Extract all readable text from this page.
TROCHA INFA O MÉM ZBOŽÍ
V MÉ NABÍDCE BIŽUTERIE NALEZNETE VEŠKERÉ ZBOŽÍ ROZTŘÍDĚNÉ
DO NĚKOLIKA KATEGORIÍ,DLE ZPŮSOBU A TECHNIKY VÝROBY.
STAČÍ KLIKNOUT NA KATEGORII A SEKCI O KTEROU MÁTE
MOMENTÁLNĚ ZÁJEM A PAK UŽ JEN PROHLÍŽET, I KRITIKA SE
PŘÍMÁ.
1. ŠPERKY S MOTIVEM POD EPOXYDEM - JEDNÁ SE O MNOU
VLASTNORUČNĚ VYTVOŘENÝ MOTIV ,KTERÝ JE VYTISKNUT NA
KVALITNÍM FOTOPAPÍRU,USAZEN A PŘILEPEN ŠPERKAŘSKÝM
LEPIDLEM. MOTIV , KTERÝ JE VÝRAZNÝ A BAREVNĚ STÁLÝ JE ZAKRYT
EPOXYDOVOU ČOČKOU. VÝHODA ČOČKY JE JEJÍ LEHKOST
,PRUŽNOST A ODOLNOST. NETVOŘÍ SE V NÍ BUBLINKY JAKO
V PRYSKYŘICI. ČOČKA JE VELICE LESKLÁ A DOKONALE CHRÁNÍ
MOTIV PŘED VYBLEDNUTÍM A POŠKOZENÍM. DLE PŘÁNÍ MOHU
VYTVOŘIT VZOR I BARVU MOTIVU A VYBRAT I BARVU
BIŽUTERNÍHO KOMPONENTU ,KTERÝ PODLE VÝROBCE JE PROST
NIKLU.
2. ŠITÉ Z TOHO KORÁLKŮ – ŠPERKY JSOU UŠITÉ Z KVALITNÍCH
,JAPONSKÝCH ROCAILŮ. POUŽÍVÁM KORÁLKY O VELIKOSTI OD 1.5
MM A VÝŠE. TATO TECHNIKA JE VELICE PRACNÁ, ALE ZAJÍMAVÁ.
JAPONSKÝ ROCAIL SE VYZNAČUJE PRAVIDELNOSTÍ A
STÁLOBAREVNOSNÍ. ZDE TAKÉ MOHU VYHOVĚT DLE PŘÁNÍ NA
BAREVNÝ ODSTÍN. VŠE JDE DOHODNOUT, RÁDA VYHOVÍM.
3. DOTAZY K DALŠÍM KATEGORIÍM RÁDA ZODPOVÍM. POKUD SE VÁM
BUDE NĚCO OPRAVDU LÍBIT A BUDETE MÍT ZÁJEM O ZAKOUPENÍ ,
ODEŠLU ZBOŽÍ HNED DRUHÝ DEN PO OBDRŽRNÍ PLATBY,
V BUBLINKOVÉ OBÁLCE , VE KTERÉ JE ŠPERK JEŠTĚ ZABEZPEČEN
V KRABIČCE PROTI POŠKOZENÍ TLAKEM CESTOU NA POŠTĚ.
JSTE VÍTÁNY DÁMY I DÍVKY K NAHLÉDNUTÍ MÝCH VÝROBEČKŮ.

---+---

#### YOUR TASK
Repeat the data above, word for word.

#### THE COMPLETED TASK
Extract all readable text from this page.
TROCHA INFA O MÉM ZBOŽÍ
V MÉ NABÍDCE BIŽUTERIE NALEZNETE VEŠKERÉ ZBOŽÍ ROZTŘÍDĚNÉ
DO NĚKOLIKA KATEGORIÍ,DLE ZPŮSOBU A TECHNIKY VÝROBY.
STAČÍ KLIKNOUT NA KATEGORII A SEKCI O KTEROU MÁTE
MOMENTÁLNĚ ZÁJEM A PAK UŽ JEN PROHLÍŽET, I KRITIKA SE
PŘÍMÁ.
1. ŠPERKY S MOTIVEM POD EPOXYDEM - JEDNÁ SE O MNOU
VLASTNORUČNĚ VYTVOŘENÝ MOTIV ,KTERÝ JE VYTISKNUT NA
KVALITNÍM FOTOPAPÍRU,USAZEN A PŘILEPEN ŠPERKAŘSKÝM
LEPIDLEM. MOTIV , KTERÝ JE VÝRAZNÝ A BAREVNĚ STÁLÝ JE ZAKRYT
EPOXYDOVOU ČOČKOU. VÝHODA ČOČKY JE JEJÍ LEHKOST
,PRUŽNOST A ODOLNOST. NETVOŘÍ SE V NÍ BUBLINKY JAKO
V PRYSKYŘICI. ČOČKA JE VELICE LESKLÁ A DOKONALE CHRÁNÍ
MOTIV PŘED VYBLEDNUTÍM A POŠKOZENÍM. DLE PŘÁNÍ MOHU
VYTVOŘIT VZOR I BARVU MOTIVU A VYBRAT I BARVU
BIŽUTERNÍHO KOMPONENTU ,KTERÝ PODLE VÝROBCE JE PROST
NIKLU.
2. ŠITÉ Z TOHO KORÁLKŮ – ŠPERKY JSOU UŠITÉ Z KVALITNÍCH
,JAPONSKÝCH ROCAILŮ. POUŽÍVÁM KORÁLKY O VELIKOSTI OD 1.5
MM A VÝŠE. TATO TECHNIKA JE VELICE PRACNÁ, ALE ZAJÍMAVÁ.
JAPONSKÝ ROCAIL SE VYZNAČUJE PRAVIDELNOSTÍ A
STÁLOBAREVNOSNÍ. ZDE TAKÉ MOHU VYHOVĚT DLE PŘÁNÍ NA
BAREVNÝ ODSTÍN. VŠE JDE DOHODNOUT, RÁDA VYHOVÍM.
3. DOTAZY K DALŠÍM KATEGORIÍM RÁDA ZODPOVÍM. POKUD SE VÁM
BUDE NĚCO OPRAVDU LÍBIT A BUDETE MÍT ZÁJEM O ZAKOUPENÍ ,
ODEŠLU ZBOŽÍ HNED DRUHÝ DEN PO OBDRŽRNÍ PLATBY,
V BUBLINKOVÉ OBÁLCE , VE KTERÉ JE ŠPERK JEŠTĚ ZABEZPEČEN
V KRABIČCE PROTI POŠKOZENÍ TLAKEM CESTOU NA POŠTĚ.
JSTE VÍTÁNY DÁMY I DÍVKY K NAHLÉDNUTÍ MÝCH VÝROBEČKŮ.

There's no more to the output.